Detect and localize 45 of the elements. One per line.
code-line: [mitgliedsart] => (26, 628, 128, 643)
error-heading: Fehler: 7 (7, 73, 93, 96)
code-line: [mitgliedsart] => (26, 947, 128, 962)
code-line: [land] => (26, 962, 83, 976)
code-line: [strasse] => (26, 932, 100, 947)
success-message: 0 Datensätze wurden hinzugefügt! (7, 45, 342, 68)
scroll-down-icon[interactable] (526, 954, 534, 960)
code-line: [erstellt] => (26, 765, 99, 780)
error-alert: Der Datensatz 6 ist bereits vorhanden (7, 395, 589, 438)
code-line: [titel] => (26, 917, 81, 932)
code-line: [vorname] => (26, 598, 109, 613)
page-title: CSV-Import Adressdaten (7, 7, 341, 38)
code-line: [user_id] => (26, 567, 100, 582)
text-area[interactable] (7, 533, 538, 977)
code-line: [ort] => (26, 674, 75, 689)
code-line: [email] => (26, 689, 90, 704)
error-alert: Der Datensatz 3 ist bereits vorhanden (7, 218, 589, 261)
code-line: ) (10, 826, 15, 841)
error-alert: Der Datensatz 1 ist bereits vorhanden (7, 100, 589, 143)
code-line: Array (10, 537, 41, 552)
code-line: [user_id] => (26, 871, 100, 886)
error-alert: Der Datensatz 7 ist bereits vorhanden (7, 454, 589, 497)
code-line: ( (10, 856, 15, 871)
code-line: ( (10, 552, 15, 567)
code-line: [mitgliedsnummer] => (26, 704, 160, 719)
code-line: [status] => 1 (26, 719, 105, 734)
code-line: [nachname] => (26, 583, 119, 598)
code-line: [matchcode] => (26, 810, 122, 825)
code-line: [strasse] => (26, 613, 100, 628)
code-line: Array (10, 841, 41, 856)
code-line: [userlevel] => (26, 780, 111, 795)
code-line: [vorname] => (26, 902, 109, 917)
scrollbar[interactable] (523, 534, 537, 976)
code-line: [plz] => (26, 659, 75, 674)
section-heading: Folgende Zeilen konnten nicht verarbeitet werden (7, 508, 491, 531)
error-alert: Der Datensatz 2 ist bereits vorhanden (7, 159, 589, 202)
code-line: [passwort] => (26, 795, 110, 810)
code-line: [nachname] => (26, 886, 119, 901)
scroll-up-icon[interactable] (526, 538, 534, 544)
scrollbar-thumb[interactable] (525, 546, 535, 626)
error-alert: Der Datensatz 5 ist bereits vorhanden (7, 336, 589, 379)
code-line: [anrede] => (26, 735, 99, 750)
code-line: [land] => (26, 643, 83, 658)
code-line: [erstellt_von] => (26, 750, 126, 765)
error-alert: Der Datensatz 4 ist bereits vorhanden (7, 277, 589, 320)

####

● EXERCISE
Rewrite all of the rows above, switching every occurrence of "error-alert" to "warning-alert" and leaving everything else unchanged.

● SOLUTION TO THIS TASK
Detect and localize 45 of the elements. One per line.
code-line: [mitgliedsart] => (26, 628, 128, 643)
error-heading: Fehler: 7 (7, 73, 93, 96)
code-line: [mitgliedsart] => (26, 947, 128, 962)
code-line: [land] => (26, 962, 83, 976)
code-line: [strasse] => (26, 932, 100, 947)
success-message: 0 Datensätze wurden hinzugefügt! (7, 45, 342, 68)
scroll-down-icon[interactable] (526, 954, 534, 960)
code-line: [erstellt] => (26, 765, 99, 780)
warning-alert: Der Datensatz 6 ist bereits vorhanden (7, 395, 589, 438)
code-line: [titel] => (26, 917, 81, 932)
code-line: [vorname] => (26, 598, 109, 613)
page-title: CSV-Import Adressdaten (7, 7, 341, 38)
code-line: [user_id] => (26, 567, 100, 582)
text-area[interactable] (7, 533, 538, 977)
code-line: [ort] => (26, 674, 75, 689)
code-line: [email] => (26, 689, 90, 704)
warning-alert: Der Datensatz 3 ist bereits vorhanden (7, 218, 589, 261)
code-line: ) (10, 826, 15, 841)
warning-alert: Der Datensatz 1 ist bereits vorhanden (7, 100, 589, 143)
code-line: Array (10, 537, 41, 552)
code-line: [user_id] => (26, 871, 100, 886)
warning-alert: Der Datensatz 7 ist bereits vorhanden (7, 454, 589, 497)
code-line: ( (10, 856, 15, 871)
code-line: ( (10, 552, 15, 567)
code-line: [mitgliedsnummer] => (26, 704, 160, 719)
code-line: [status] => 1 (26, 719, 105, 734)
code-line: [nachname] => (26, 583, 119, 598)
code-line: [matchcode] => (26, 810, 122, 825)
code-line: [strasse] => (26, 613, 100, 628)
code-line: Array (10, 841, 41, 856)
code-line: [userlevel] => (26, 780, 111, 795)
code-line: [vorname] => (26, 902, 109, 917)
scrollbar[interactable] (523, 534, 537, 976)
code-line: [plz] => (26, 659, 75, 674)
section-heading: Folgende Zeilen konnten nicht verarbeitet werden (7, 508, 491, 531)
warning-alert: Der Datensatz 2 ist bereits vorhanden (7, 159, 589, 202)
code-line: [passwort] => (26, 795, 110, 810)
code-line: [nachname] => (26, 886, 119, 901)
scroll-up-icon[interactable] (526, 538, 534, 544)
scrollbar-thumb[interactable] (525, 546, 535, 626)
warning-alert: Der Datensatz 5 ist bereits vorhanden (7, 336, 589, 379)
code-line: [anrede] => (26, 735, 99, 750)
code-line: [land] => (26, 643, 83, 658)
code-line: [erstellt_von] => (26, 750, 126, 765)
warning-alert: Der Datensatz 4 ist bereits vorhanden (7, 277, 589, 320)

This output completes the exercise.